◆ **Exercise directions**
Provide the records once more, identical to the original.

[START Input records]

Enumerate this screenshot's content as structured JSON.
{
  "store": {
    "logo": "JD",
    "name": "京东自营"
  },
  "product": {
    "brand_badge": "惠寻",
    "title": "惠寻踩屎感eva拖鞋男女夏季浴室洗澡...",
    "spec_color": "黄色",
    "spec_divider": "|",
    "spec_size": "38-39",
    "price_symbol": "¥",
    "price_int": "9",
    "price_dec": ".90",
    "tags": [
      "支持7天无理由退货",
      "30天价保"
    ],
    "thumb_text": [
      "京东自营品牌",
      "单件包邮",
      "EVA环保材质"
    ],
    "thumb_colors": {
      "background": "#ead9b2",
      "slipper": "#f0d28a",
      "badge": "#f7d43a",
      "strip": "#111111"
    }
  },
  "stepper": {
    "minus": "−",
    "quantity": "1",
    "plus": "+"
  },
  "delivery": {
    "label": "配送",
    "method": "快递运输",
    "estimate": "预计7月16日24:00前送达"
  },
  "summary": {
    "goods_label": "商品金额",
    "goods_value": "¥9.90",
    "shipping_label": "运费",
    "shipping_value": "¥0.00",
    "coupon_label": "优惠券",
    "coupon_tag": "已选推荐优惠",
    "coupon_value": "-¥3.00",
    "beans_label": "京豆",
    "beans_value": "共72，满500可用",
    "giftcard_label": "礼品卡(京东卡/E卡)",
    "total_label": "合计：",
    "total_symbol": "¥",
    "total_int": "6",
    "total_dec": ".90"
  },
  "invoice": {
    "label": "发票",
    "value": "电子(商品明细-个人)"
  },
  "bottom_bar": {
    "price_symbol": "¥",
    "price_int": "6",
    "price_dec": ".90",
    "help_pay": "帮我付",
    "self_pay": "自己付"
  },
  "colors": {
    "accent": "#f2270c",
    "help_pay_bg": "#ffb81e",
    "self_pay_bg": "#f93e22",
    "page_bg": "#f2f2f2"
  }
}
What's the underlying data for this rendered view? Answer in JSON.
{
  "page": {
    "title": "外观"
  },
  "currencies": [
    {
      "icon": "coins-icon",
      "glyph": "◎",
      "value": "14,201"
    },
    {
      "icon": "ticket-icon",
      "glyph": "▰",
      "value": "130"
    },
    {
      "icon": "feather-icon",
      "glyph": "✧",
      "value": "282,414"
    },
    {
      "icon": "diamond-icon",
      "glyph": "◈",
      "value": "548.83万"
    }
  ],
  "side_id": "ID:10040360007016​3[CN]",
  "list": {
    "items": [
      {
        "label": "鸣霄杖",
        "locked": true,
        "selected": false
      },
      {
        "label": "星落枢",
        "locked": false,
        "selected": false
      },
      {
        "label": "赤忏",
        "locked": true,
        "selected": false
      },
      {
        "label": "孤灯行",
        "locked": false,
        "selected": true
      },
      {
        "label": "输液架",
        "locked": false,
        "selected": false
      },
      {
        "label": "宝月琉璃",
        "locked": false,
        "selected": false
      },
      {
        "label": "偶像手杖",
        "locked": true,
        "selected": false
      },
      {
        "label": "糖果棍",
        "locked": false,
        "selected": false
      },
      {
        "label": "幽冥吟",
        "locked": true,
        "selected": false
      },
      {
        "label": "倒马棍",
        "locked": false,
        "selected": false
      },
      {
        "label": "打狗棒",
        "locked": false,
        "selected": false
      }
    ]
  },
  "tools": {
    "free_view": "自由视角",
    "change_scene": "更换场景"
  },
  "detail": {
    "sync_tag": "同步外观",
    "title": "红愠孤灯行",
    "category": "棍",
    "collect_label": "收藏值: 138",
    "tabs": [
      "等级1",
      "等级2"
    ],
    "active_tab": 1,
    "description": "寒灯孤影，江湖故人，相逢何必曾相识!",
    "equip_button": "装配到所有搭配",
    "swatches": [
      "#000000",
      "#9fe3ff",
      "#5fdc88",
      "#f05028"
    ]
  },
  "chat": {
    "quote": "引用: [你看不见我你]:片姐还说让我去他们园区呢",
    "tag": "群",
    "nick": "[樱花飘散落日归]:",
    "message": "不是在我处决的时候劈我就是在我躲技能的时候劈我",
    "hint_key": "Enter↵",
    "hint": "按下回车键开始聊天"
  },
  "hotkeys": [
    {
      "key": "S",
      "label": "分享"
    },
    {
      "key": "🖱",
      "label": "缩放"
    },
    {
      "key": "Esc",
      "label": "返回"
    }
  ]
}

[END Input records]

◆ **Output of the task**
Enumerate this screenshot's content as structured JSON.
{
  "store": {
    "logo": "JD",
    "name": "京东自营"
  },
  "product": {
    "brand_badge": "惠寻",
    "title": "惠寻踩屎感eva拖鞋男女夏季浴室洗澡...",
    "spec_color": "黄色",
    "spec_divider": "|",
    "spec_size": "38-39",
    "price_symbol": "¥",
    "price_int": "9",
    "price_dec": ".90",
    "tags": [
      "支持7天无理由退货",
      "30天价保"
    ],
    "thumb_text": [
      "京东自营品牌",
      "单件包邮",
      "EVA环保材质"
    ],
    "thumb_colors": {
      "background": "#ead9b2",
      "slipper": "#f0d28a",
      "badge": "#f7d43a",
      "strip": "#111111"
    }
  },
  "stepper": {
    "minus": "−",
    "quantity": "1",
    "plus": "+"
  },
  "delivery": {
    "label": "配送",
    "method": "快递运输",
    "estimate": "预计7月16日24:00前送达"
  },
  "summary": {
    "goods_label": "商品金额",
    "goods_value": "¥9.90",
    "shipping_label": "运费",
    "shipping_value": "¥0.00",
    "coupon_label": "优惠券",
    "coupon_tag": "已选推荐优惠",
    "coupon_value": "-¥3.00",
    "beans_label": "京豆",
    "beans_value": "共72，满500可用",
    "giftcard_label": "礼品卡(京东卡/E卡)",
    "total_label": "合计：",
    "total_symbol": "¥",
    "total_int": "6",
    "total_dec": ".90"
  },
  "invoice": {
    "label": "发票",
    "value": "电子(商品明细-个人)"
  },
  "bottom_bar": {
    "price_symbol": "¥",
    "price_int": "6",
    "price_dec": ".90",
    "help_pay": "帮我付",
    "self_pay": "自己付"
  },
  "colors": {
    "accent": "#f2270c",
    "help_pay_bg": "#ffb81e",
    "self_pay_bg": "#f93e22",
    "page_bg": "#f2f2f2"
  }
}
What's the underlying data for this rendered view? Answer in JSON.
{
  "page": {
    "title": "外观"
  },
  "currencies": [
    {
      "icon": "coins-icon",
      "glyph": "◎",
      "value": "14,201"
    },
    {
      "icon": "ticket-icon",
      "glyph": "▰",
      "value": "130"
    },
    {
      "icon": "feather-icon",
      "glyph": "✧",
      "value": "282,414"
    },
    {
      "icon": "diamond-icon",
      "glyph": "◈",
      "value": "548.83万"
    }
  ],
  "side_id": "ID:10040360007016​3[CN]",
  "list": {
    "items": [
      {
        "label": "鸣霄杖",
        "locked": true,
        "selected": false
      },
      {
        "label": "星落枢",
        "locked": false,
        "selected": false
      },
      {
        "label": "赤忏",
        "locked": true,
        "selected": false
      },
      {
        "label": "孤灯行",
        "locked": false,
        "selected": true
      },
      {
        "label": "输液架",
        "locked": false,
        "selected": false
      },
      {
        "label": "宝月琉璃",
        "locked": false,
        "selected": false
      },
      {
        "label": "偶像手杖",
        "locked": true,
        "selected": false
      },
      {
        "label": "糖果棍",
        "locked": false,
        "selected": false
      },
      {
        "label": "幽冥吟",
        "locked": true,
        "selected": false
      },
      {
        "label": "倒马棍",
        "locked": false,
        "selected": false
      },
      {
        "label": "打狗棒",
        "locked": false,
        "selected": false
      }
    ]
  },
  "tools": {
    "free_view": "自由视角",
    "change_scene": "更换场景"
  },
  "detail": {
    "sync_tag": "同步外观",
    "title": "红愠孤灯行",
    "category": "棍",
    "collect_label": "收藏值: 138",
    "tabs": [
      "等级1",
      "等级2"
    ],
    "active_tab": 1,
    "description": "寒灯孤影，江湖故人，相逢何必曾相识!",
    "equip_button": "装配到所有搭配",
    "swatches": [
      "#000000",
      "#9fe3ff",
      "#5fdc88",
      "#f05028"
    ]
  },
  "chat": {
    "quote": "引用: [你看不见我你]:片姐还说让我去他们园区呢",
    "tag": "群",
    "nick": "[樱花飘散落日归]:",
    "message": "不是在我处决的时候劈我就是在我躲技能的时候劈我",
    "hint_key": "Enter↵",
    "hint": "按下回车键开始聊天"
  },
  "hotkeys": [
    {
      "key": "S",
      "label": "分享"
    },
    {
      "key": "🖱",
      "label": "缩放"
    },
    {
      "key": "Esc",
      "label": "返回"
    }
  ]
}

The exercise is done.